Required work = Pull every line containing "growth" out of the material below.

[Records from a collection of figures]
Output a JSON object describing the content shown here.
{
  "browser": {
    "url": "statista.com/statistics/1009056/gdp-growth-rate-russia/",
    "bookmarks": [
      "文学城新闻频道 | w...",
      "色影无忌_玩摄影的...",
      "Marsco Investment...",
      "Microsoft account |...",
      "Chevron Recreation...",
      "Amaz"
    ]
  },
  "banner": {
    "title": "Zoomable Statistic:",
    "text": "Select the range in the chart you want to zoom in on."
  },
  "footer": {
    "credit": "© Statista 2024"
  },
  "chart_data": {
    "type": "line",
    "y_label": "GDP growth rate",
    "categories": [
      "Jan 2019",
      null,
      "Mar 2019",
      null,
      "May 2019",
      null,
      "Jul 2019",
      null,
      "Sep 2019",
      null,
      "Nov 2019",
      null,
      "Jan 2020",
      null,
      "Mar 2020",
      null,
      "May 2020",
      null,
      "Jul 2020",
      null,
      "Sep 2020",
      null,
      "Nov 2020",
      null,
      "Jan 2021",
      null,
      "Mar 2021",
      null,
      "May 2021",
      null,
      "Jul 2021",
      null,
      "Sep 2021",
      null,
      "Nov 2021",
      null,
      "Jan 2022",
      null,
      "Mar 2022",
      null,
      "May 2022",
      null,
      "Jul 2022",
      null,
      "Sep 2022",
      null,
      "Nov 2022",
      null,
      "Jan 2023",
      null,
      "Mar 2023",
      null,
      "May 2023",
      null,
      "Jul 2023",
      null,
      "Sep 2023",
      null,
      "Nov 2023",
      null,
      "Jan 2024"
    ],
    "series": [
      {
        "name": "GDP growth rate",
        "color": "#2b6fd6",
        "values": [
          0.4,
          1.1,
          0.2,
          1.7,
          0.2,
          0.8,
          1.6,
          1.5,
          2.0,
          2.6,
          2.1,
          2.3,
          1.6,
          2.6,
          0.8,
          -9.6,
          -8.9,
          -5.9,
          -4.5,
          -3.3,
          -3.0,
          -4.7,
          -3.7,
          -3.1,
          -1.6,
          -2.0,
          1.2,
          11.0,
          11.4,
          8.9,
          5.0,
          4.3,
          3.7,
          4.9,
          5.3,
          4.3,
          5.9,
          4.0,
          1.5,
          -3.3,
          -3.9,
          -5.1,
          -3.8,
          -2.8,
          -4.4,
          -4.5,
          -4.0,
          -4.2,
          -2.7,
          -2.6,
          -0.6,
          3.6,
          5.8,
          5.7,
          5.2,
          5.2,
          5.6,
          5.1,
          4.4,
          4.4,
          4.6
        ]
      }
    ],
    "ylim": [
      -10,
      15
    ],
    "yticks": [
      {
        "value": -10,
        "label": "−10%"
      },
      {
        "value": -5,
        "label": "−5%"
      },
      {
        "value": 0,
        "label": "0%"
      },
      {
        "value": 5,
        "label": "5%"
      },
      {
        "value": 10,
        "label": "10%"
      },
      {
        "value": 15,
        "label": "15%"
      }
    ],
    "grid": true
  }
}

Solution to the problem =
    "url": "statista.com/statistics/1009056/gdp-growth-rate-russia/",
    "y_label": "GDP growth rate",
        "name": "GDP growth rate",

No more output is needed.